▸ Given problem
A verbatim copy of the records is required, with all pictures left out.

───── Supplied material ─────

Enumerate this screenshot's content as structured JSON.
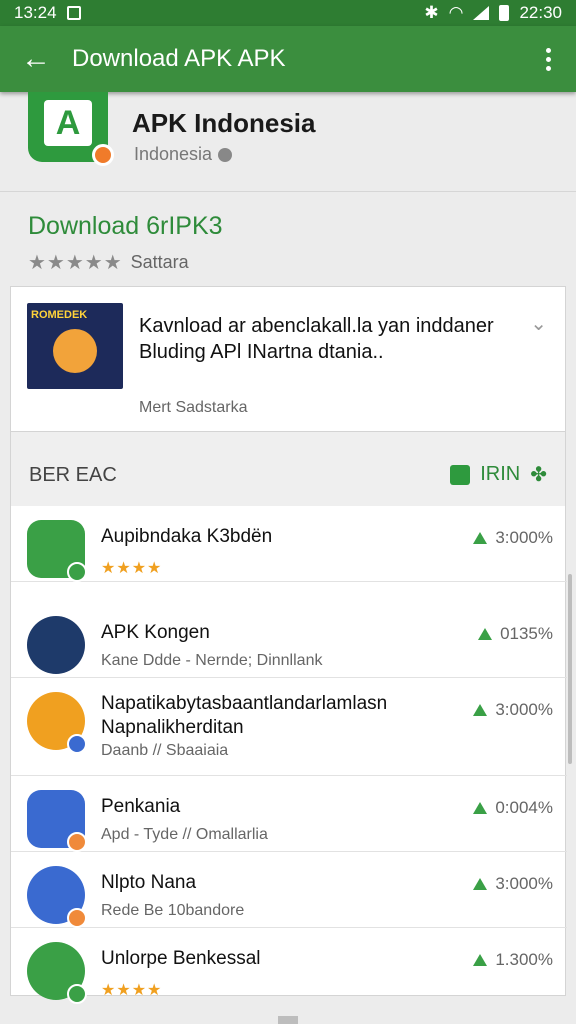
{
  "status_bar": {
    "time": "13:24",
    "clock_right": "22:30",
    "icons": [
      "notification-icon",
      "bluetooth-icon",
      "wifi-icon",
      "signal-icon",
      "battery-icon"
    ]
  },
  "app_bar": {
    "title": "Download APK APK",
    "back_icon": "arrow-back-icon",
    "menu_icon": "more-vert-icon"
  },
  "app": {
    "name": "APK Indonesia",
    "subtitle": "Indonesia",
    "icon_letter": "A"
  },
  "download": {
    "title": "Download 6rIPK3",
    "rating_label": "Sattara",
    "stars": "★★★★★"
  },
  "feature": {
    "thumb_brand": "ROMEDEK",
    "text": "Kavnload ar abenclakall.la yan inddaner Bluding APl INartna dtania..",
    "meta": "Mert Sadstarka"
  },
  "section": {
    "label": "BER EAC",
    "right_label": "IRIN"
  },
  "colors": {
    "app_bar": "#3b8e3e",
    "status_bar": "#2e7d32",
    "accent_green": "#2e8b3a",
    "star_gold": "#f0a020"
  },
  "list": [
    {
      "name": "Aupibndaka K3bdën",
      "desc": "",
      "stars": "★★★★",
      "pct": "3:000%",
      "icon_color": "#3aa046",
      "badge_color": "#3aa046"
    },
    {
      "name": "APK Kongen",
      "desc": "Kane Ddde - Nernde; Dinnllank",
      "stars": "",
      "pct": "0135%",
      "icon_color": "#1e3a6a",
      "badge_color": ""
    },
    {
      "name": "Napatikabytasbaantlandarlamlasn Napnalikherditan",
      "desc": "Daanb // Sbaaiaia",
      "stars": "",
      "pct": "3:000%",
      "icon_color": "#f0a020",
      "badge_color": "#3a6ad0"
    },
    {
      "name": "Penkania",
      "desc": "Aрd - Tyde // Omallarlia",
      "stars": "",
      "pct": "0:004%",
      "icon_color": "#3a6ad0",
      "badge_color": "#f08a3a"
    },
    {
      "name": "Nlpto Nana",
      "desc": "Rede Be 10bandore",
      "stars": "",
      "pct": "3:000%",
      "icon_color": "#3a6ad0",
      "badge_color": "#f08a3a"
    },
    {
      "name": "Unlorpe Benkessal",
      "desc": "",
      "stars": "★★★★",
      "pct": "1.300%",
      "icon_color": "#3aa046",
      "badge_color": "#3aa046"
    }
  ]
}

─────

▸ Result of this task
Enumerate this screenshot's content as structured JSON.
{
  "status_bar": {
    "time": "13:24",
    "clock_right": "22:30",
    "icons": [
      "notification-icon",
      "bluetooth-icon",
      "wifi-icon",
      "signal-icon",
      "battery-icon"
    ]
  },
  "app_bar": {
    "title": "Download APK APK",
    "back_icon": "arrow-back-icon",
    "menu_icon": "more-vert-icon"
  },
  "app": {
    "name": "APK Indonesia",
    "subtitle": "Indonesia",
    "icon_letter": "A"
  },
  "download": {
    "title": "Download 6rIPK3",
    "rating_label": "Sattara",
    "stars": "★★★★★"
  },
  "feature": {
    "thumb_brand": "ROMEDEK",
    "text": "Kavnload ar abenclakall.la yan inddaner Bluding APl INartna dtania..",
    "meta": "Mert Sadstarka"
  },
  "section": {
    "label": "BER EAC",
    "right_label": "IRIN"
  },
  "colors": {
    "app_bar": "#3b8e3e",
    "status_bar": "#2e7d32",
    "accent_green": "#2e8b3a",
    "star_gold": "#f0a020"
  },
  "list": [
    {
      "name": "Aupibndaka K3bdën",
      "desc": "",
      "stars": "★★★★",
      "pct": "3:000%",
      "icon_color": "#3aa046",
      "badge_color": "#3aa046"
    },
    {
      "name": "APK Kongen",
      "desc": "Kane Ddde - Nernde; Dinnllank",
      "stars": "",
      "pct": "0135%",
      "icon_color": "#1e3a6a",
      "badge_color": ""
    },
    {
      "name": "Napatikabytasbaantlandarlamlasn Napnalikherditan",
      "desc": "Daanb // Sbaaiaia",
      "stars": "",
      "pct": "3:000%",
      "icon_color": "#f0a020",
      "badge_color": "#3a6ad0"
    },
    {
      "name": "Penkania",
      "desc": "Aрd - Tyde // Omallarlia",
      "stars": "",
      "pct": "0:004%",
      "icon_color": "#3a6ad0",
      "badge_color": "#f08a3a"
    },
    {
      "name": "Nlpto Nana",
      "desc": "Rede Be 10bandore",
      "stars": "",
      "pct": "3:000%",
      "icon_color": "#3a6ad0",
      "badge_color": "#f08a3a"
    },
    {
      "name": "Unlorpe Benkessal",
      "desc": "",
      "stars": "★★★★",
      "pct": "1.300%",
      "icon_color": "#3aa046",
      "badge_color": "#3aa046"
    }
  ]
}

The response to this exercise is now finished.